All of the data that follows should be retyped exactly, please, except the pictures.

start

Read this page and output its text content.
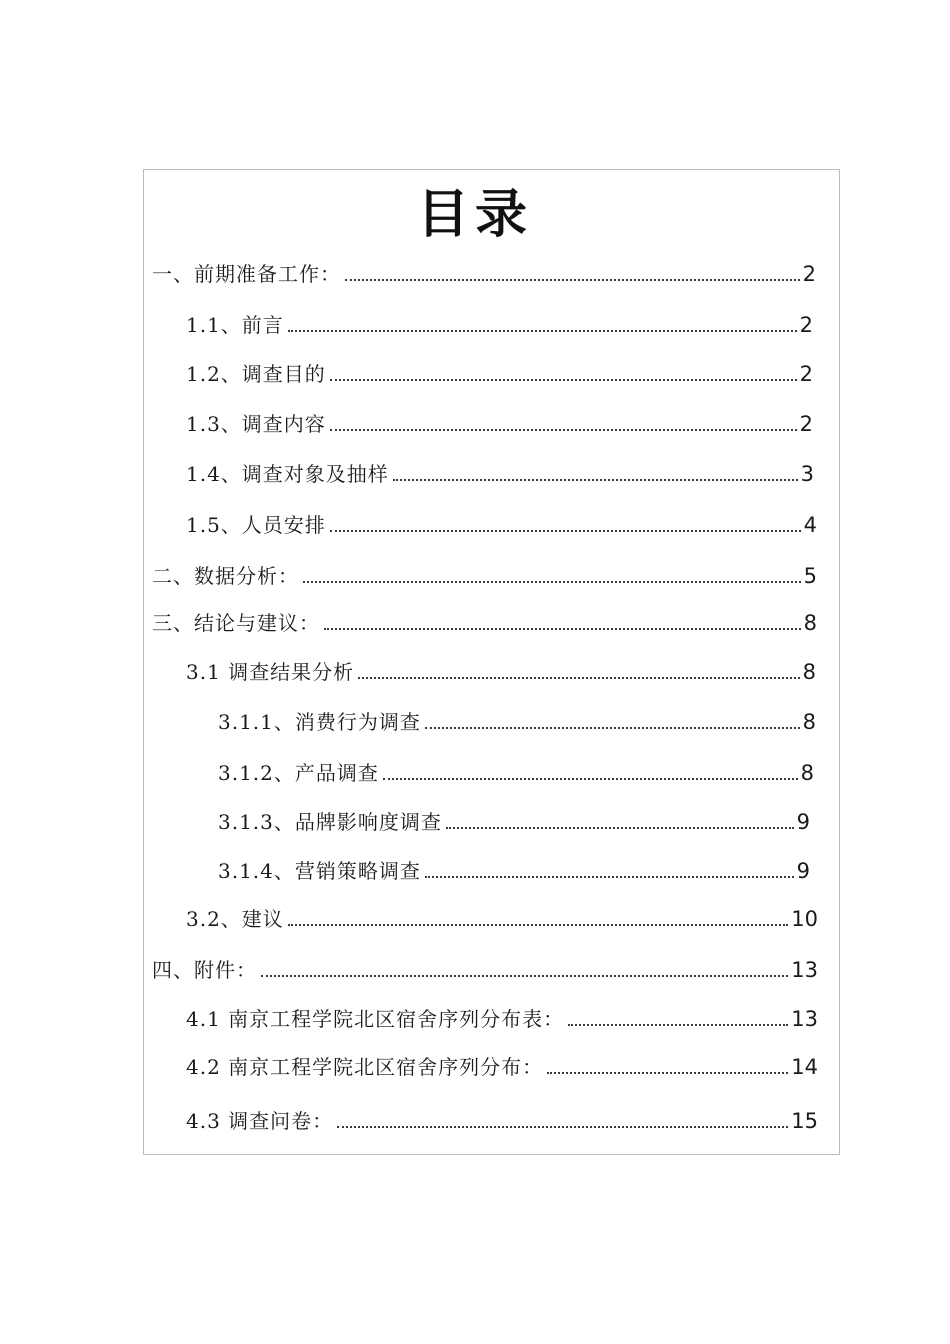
目录
一、前期准备工作：	2
1.1、前言	2
1.2、调查目的	2
1.3、调查内容	2
1.4、调查对象及抽样	3
1.5、人员安排	4
二、数据分析：	5
三、结论与建议：	8
3.1 调查结果分析	8
3.1.1、消费行为调查	8
3.1.2、产品调查	8
3.1.3、品牌影响度调查	9
3.1.4、营销策略调查	9
3.2、建议	10
四、附件：	13
4.1 南京工程学院北区宿舍序列分布表：	13
4.2 南京工程学院北区宿舍序列分布：	14
4.3 调查问卷：	15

end

*SOLUTION*.
Read this page and output its text content.
目录
一、前期准备工作：	2
1.1、前言	2
1.2、调查目的	2
1.3、调查内容	2
1.4、调查对象及抽样	3
1.5、人员安排	4
二、数据分析：	5
三、结论与建议：	8
3.1 调查结果分析	8
3.1.1、消费行为调查	8
3.1.2、产品调查	8
3.1.3、品牌影响度调查	9
3.1.4、营销策略调查	9
3.2、建议	10
四、附件：	13
4.1 南京工程学院北区宿舍序列分布表：	13
4.2 南京工程学院北区宿舍序列分布：	14
4.3 调查问卷：	15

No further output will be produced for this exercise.